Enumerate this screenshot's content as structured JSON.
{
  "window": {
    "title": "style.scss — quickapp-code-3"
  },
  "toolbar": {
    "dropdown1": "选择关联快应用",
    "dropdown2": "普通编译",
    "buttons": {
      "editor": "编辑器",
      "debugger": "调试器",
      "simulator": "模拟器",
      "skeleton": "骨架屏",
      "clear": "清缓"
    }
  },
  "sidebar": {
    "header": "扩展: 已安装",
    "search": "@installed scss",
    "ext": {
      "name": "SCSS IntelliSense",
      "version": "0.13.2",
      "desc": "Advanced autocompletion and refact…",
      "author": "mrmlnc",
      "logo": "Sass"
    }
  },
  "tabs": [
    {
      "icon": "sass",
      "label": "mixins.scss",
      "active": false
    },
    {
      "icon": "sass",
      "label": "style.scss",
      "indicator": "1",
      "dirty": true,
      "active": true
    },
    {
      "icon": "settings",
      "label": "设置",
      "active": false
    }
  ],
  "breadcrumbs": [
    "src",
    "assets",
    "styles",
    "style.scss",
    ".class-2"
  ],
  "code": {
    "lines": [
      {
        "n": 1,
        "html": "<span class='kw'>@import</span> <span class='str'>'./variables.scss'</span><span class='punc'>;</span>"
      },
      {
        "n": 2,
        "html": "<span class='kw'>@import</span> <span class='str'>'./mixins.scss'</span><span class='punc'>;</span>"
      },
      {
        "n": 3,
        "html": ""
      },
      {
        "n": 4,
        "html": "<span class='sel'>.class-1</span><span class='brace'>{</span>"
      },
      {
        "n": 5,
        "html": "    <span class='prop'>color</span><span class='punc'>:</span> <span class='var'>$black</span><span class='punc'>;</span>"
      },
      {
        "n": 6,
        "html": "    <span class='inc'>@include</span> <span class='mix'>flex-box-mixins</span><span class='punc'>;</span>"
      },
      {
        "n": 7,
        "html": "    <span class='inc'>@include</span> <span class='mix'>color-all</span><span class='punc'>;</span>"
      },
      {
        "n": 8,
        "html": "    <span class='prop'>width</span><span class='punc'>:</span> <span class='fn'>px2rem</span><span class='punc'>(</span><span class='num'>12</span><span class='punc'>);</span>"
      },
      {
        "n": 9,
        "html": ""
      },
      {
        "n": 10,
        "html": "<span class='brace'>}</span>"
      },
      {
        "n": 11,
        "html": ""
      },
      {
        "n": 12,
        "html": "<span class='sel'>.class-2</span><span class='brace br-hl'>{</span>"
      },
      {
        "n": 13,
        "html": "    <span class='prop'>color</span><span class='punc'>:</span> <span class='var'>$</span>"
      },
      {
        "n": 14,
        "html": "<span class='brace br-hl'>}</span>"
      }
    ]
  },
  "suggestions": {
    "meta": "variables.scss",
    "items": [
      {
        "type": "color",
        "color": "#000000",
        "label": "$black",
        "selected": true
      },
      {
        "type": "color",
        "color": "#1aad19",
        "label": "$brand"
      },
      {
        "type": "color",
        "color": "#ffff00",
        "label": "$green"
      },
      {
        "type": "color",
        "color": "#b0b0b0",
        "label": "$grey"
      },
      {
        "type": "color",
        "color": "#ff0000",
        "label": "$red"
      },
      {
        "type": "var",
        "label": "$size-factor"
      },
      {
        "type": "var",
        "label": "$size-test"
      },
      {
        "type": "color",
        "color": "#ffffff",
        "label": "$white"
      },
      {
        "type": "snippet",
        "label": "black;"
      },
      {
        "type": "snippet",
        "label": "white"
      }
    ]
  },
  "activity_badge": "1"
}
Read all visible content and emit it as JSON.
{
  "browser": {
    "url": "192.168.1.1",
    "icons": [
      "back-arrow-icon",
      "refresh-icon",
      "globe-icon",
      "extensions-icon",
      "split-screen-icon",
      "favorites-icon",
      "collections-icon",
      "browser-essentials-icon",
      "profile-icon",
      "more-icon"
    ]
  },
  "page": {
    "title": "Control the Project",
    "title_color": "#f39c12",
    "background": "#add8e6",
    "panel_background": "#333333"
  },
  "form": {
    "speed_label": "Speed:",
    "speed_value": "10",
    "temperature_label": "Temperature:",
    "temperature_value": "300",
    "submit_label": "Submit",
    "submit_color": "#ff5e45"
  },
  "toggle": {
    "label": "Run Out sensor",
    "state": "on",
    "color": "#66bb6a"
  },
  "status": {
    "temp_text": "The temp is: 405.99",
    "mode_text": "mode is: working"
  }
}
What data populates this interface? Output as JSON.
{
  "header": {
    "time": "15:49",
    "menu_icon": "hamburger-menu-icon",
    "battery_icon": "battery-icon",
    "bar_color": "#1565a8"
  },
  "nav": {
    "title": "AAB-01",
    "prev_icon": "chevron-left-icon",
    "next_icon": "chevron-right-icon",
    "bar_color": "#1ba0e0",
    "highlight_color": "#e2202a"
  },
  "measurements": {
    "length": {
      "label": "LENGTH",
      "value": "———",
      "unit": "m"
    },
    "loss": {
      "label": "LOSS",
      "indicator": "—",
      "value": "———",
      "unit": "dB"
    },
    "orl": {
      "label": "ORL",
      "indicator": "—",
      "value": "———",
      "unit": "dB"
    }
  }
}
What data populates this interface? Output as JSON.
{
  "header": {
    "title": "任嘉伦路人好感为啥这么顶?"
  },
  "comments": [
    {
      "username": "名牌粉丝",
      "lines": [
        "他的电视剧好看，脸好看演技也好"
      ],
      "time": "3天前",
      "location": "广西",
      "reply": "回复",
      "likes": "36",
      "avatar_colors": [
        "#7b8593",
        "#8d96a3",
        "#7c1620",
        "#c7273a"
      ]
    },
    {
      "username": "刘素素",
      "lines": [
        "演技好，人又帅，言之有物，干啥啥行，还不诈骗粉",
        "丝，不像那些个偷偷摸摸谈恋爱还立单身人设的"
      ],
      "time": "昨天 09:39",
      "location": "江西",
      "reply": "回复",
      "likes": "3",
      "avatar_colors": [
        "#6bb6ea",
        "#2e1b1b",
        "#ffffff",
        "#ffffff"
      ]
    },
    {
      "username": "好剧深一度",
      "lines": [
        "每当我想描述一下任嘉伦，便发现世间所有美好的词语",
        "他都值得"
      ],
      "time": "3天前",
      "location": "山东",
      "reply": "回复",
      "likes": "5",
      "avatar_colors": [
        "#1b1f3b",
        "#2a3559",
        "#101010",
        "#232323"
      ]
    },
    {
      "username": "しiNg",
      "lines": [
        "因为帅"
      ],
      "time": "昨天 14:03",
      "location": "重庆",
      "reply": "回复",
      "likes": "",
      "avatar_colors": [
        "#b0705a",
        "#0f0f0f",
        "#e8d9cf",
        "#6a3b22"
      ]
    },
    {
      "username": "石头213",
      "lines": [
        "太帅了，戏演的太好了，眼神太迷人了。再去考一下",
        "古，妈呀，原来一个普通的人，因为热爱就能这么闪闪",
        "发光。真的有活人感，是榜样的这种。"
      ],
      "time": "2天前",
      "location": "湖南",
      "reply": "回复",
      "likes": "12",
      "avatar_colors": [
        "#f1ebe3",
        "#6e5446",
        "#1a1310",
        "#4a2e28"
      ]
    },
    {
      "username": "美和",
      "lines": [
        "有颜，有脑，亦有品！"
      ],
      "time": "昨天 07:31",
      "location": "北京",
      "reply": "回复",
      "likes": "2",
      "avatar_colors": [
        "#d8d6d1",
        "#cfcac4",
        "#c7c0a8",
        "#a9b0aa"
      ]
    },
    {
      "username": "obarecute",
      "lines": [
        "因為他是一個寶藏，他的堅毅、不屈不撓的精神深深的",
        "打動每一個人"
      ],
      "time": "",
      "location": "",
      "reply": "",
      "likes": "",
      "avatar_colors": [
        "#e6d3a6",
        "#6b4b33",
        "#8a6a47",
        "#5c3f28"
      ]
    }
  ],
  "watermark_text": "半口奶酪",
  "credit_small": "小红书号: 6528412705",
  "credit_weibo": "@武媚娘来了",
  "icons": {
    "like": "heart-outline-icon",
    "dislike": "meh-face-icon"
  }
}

▬▬▬▬▬▬

*What to do*: Identify the lines of the entries containing the string "import". Copy each such line.

*Completed exercise*:
        "html": "<span class='kw'>@import</span> <span class='str'>'./variables.scss'</span><span class='punc'>;</span>"
        "html": "<span class='kw'>@import</span> <span class='str'>'./mixins.scss'</span><span class='punc'>;</span>"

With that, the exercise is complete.